_PROBLEM STATEMENT_: Pull out every line below holding the word "icon".

_DATA IN THIS EXERCISE_:
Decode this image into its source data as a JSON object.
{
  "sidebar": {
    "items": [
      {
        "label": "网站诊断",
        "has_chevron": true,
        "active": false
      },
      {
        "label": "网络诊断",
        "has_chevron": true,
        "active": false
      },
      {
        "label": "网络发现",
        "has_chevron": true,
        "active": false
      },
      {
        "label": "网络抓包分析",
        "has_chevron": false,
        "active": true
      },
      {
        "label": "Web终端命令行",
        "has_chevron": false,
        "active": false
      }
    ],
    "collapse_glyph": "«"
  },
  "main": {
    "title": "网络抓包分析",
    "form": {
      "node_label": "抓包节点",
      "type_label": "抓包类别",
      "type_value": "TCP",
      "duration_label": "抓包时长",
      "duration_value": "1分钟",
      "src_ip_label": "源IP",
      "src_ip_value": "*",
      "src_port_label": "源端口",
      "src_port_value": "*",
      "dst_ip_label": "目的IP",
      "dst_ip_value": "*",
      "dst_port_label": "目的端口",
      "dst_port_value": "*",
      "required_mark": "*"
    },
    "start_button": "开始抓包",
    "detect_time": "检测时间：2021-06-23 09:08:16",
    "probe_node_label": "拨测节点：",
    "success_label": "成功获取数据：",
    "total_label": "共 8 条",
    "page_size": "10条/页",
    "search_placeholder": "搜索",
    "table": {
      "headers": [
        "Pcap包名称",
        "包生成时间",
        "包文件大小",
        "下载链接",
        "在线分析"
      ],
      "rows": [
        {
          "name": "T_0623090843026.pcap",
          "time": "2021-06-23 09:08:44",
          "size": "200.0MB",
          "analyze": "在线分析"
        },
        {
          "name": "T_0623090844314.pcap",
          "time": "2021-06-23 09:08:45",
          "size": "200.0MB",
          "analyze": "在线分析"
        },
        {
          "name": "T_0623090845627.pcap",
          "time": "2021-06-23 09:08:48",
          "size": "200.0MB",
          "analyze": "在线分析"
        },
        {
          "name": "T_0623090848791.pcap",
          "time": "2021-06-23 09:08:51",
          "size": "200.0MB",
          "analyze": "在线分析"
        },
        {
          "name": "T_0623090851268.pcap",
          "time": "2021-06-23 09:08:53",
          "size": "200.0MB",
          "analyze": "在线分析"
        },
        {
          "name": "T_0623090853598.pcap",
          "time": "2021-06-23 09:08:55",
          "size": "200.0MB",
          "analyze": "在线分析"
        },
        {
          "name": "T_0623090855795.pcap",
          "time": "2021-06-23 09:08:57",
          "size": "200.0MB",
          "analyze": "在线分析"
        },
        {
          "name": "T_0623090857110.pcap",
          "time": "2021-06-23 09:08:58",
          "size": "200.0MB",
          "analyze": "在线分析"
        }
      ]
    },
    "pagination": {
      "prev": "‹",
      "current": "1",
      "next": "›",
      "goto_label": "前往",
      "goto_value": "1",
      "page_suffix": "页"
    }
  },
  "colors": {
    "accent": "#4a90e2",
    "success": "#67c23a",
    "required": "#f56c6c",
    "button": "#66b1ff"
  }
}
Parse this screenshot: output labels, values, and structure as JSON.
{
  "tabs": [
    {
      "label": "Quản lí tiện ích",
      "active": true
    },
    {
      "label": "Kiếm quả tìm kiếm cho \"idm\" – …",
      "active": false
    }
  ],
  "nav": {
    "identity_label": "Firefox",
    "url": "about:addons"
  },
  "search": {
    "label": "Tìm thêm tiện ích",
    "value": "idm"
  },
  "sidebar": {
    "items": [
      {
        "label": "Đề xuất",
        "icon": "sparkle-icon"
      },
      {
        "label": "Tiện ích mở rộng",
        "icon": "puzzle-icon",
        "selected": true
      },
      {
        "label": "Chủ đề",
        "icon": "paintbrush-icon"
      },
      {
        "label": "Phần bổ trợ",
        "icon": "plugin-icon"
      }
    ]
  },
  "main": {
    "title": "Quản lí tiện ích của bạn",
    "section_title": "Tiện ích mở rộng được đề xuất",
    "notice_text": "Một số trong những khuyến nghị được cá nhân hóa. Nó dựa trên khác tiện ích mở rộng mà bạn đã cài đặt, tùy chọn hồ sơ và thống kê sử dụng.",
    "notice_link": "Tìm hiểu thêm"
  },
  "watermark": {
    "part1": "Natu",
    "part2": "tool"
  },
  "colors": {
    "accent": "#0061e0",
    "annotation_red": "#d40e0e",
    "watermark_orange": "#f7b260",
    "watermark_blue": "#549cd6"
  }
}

_EXERCISE RESPONSE_:
        "icon": "sparkle-icon"
        "icon": "puzzle-icon",
        "icon": "paintbrush-icon"
        "icon": "plugin-icon"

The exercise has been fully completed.